§ **Work to complete**
Both the line containing "Reverse-engineer this chart into JSON." and the last line of the listing are included: write out exactly the lines from one to the other.

────────────────────

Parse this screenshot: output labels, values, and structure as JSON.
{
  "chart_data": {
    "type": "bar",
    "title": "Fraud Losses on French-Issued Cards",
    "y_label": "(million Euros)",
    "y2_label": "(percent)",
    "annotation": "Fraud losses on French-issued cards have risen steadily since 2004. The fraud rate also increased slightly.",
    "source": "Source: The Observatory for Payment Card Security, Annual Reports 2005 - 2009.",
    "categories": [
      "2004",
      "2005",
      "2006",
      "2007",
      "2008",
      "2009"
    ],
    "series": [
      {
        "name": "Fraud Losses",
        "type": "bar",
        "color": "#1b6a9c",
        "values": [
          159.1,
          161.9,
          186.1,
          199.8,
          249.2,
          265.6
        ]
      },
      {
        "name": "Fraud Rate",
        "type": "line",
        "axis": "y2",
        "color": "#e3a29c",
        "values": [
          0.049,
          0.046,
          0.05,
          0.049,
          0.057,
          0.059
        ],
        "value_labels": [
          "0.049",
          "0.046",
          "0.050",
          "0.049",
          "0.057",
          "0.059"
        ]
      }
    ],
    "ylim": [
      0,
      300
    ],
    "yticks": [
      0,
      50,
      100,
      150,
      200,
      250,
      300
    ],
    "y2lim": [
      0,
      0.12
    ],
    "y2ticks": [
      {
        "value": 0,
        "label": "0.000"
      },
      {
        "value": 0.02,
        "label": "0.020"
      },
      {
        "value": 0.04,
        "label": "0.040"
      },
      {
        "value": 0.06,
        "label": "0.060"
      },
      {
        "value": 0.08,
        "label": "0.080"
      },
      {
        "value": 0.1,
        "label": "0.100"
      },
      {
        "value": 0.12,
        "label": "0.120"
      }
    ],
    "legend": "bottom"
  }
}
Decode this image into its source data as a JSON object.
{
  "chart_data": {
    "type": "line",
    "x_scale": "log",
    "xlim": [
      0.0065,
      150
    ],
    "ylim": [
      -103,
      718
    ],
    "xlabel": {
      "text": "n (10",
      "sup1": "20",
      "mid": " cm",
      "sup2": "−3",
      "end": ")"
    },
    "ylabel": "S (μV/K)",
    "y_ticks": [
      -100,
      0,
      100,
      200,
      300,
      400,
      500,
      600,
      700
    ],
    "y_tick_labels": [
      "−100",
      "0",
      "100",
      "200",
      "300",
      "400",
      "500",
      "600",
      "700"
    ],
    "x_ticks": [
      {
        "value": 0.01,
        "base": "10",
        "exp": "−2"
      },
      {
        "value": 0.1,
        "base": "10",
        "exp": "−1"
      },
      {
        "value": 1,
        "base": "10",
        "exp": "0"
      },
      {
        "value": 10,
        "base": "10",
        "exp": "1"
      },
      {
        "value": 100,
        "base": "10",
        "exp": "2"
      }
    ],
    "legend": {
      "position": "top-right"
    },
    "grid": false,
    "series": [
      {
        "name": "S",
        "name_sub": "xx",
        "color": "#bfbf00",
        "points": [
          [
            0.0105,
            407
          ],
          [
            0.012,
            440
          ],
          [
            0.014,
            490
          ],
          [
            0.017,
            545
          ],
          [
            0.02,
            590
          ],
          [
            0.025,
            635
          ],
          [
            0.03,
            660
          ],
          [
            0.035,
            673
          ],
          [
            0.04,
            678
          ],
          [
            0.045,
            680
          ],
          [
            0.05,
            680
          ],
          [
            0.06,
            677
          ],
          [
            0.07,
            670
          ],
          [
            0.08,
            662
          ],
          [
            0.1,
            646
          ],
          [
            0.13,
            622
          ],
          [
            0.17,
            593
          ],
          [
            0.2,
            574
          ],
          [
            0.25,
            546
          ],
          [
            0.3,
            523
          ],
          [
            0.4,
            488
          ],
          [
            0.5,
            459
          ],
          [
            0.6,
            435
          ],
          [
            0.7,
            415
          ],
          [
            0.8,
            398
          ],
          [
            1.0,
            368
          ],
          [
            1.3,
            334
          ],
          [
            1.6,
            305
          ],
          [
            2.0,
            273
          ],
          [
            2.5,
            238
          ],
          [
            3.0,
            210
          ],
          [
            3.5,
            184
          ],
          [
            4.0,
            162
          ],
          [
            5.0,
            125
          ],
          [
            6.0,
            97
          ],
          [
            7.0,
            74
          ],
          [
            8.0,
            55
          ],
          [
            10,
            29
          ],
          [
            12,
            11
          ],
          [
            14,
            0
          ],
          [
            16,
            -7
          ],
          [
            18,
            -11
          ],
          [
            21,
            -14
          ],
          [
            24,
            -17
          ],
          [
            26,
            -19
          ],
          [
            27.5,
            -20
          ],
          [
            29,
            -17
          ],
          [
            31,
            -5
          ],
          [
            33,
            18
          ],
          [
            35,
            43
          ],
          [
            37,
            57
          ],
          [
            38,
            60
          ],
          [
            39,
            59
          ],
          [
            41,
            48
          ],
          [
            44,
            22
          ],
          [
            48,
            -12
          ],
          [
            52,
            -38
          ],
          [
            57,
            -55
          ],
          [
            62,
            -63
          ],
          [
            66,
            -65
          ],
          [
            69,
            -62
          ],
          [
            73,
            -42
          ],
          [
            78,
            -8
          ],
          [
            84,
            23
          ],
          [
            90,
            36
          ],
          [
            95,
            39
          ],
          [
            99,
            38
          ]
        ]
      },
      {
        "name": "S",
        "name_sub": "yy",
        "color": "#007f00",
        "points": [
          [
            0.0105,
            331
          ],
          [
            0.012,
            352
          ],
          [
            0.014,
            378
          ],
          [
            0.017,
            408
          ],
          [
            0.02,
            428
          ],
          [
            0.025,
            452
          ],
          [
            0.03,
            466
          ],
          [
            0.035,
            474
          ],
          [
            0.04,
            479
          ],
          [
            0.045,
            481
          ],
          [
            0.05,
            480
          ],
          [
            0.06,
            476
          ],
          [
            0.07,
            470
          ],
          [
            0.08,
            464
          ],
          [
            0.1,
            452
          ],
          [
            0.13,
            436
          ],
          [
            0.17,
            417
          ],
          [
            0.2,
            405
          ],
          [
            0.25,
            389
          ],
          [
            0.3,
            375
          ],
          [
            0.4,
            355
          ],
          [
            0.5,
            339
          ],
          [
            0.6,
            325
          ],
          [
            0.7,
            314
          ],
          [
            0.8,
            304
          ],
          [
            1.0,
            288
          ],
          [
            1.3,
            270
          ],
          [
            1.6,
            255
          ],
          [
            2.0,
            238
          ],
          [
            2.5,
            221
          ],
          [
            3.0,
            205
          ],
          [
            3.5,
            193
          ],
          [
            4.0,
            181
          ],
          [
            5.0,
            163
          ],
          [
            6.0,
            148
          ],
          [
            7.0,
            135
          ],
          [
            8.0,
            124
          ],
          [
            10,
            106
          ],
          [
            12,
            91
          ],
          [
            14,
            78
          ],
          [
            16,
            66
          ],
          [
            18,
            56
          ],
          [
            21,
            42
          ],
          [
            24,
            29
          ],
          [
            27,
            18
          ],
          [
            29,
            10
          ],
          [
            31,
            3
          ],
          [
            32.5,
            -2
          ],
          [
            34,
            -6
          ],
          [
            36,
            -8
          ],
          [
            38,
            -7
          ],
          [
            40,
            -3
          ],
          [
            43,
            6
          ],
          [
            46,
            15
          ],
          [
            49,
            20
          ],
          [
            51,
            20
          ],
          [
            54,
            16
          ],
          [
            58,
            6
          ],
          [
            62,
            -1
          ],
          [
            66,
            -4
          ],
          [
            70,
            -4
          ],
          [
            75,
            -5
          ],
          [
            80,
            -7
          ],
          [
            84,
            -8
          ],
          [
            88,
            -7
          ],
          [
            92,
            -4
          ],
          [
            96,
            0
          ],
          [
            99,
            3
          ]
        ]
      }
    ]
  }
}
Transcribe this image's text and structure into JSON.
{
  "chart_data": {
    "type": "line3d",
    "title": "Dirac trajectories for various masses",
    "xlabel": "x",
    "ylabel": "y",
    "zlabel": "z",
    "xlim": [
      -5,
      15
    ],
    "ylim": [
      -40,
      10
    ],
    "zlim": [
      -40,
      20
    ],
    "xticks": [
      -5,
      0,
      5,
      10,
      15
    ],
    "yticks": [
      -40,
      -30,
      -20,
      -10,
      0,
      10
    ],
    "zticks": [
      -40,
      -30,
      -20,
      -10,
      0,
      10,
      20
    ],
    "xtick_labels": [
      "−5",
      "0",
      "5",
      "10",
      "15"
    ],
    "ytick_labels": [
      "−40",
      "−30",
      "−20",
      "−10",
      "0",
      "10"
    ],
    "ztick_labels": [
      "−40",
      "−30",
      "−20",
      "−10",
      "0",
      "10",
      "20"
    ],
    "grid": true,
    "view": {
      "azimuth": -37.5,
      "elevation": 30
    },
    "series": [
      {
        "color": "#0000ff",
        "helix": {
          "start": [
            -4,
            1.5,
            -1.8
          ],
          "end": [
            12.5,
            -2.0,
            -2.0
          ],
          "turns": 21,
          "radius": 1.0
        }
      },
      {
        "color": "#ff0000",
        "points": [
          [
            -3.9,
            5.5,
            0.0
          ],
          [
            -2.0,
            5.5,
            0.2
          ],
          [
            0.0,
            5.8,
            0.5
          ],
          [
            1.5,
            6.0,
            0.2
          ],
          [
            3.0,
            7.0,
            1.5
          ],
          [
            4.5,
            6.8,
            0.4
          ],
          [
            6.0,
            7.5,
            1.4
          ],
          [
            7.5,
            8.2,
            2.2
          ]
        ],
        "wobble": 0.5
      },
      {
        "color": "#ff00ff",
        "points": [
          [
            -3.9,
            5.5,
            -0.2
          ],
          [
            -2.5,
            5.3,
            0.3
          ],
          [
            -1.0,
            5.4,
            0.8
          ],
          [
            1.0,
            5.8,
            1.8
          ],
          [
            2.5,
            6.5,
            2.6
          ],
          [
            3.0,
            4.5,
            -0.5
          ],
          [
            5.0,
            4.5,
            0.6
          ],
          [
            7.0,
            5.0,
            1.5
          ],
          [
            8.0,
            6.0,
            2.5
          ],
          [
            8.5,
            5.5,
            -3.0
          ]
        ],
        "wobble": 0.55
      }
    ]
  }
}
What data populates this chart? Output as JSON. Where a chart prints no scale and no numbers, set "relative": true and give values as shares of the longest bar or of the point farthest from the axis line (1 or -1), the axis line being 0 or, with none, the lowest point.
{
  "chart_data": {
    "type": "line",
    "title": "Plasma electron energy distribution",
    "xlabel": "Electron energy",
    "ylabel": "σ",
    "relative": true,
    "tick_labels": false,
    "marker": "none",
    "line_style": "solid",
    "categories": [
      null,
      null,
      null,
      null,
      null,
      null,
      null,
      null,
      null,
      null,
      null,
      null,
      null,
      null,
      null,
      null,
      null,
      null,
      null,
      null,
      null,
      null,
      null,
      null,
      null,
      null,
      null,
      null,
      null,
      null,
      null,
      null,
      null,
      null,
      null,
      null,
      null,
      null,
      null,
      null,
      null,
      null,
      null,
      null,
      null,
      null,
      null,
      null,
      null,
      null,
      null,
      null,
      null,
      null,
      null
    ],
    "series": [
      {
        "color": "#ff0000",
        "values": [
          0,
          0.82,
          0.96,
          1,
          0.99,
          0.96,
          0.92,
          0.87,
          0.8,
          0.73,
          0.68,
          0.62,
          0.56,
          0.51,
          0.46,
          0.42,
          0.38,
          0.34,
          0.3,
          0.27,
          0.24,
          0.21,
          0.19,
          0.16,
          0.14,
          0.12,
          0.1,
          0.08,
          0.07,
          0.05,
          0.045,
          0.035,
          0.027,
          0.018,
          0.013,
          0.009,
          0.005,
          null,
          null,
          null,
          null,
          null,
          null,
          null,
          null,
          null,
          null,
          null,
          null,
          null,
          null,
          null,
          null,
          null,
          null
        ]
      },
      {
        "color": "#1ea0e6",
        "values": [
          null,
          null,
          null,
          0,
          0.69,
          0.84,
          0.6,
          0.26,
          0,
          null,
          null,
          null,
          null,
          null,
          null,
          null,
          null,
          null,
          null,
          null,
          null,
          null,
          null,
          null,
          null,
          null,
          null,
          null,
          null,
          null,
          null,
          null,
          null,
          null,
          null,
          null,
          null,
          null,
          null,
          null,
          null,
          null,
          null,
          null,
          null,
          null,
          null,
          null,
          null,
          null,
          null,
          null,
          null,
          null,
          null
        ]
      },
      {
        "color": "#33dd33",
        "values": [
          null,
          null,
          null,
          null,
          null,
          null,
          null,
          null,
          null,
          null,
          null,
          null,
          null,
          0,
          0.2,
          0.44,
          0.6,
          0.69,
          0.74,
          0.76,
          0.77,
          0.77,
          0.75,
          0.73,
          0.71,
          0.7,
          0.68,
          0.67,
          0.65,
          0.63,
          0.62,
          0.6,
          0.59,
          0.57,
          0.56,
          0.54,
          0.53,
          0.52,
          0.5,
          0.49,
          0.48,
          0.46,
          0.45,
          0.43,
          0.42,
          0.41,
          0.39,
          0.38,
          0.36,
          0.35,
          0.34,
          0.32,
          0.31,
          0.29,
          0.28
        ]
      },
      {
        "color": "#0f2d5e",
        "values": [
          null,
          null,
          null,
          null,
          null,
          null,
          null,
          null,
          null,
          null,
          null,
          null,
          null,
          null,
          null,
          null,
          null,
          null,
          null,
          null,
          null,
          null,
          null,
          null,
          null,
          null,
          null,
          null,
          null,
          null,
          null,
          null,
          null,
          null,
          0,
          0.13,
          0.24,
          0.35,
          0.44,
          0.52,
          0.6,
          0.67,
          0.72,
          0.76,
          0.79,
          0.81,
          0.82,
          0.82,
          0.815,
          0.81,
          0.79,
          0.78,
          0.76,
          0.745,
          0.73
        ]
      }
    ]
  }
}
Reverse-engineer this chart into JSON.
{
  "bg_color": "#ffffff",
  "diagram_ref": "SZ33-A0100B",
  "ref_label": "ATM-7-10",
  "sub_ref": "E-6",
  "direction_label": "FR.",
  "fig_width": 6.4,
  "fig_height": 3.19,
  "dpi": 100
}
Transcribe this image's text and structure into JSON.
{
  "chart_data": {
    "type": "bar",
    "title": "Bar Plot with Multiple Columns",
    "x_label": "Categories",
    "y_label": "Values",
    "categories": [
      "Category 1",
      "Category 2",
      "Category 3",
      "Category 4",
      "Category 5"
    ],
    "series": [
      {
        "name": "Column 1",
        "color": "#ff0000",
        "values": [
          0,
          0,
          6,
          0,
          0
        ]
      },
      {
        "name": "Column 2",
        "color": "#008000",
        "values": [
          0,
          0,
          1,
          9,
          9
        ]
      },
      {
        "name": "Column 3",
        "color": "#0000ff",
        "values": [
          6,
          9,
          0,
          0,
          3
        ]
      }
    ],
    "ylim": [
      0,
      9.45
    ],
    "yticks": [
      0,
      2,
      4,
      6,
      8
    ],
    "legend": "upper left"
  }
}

────────────────────

§ **Final result**
Reverse-engineer this chart into JSON.
{
  "bg_color": "#ffffff",
  "diagram_ref": "SZ33-A0100B",
  "ref_label": "ATM-7-10",
  "sub_ref": "E-6",
  "direction_label": "FR.",
  "fig_width": 6.4,
  "fig_height": 3.19,
  "dpi": 100
}
Transcribe this image's text and structure into JSON.
{
  "chart_data": {
    "type": "bar",
    "title": "Bar Plot with Multiple Columns",
    "x_label": "Categories",
    "y_label": "Values",
    "categories": [
      "Category 1",
      "Category 2",
      "Category 3",
      "Category 4",
      "Category 5"
    ],
    "series": [
      {
        "name": "Column 1",
        "color": "#ff0000",
        "values": [
          0,
          0,
          6,
          0,
          0
        ]
      },
      {
        "name": "Column 2",
        "color": "#008000",
        "values": [
          0,
          0,
          1,
          9,
          9
        ]
      },
      {
        "name": "Column 3",
        "color": "#0000ff",
        "values": [
          6,
          9,
          0,
          0,
          3
        ]
      }
    ],
    "ylim": [
      0,
      9.45
    ],
    "yticks": [
      0,
      2,
      4,
      6,
      8
    ],
    "legend": "upper left"
  }
}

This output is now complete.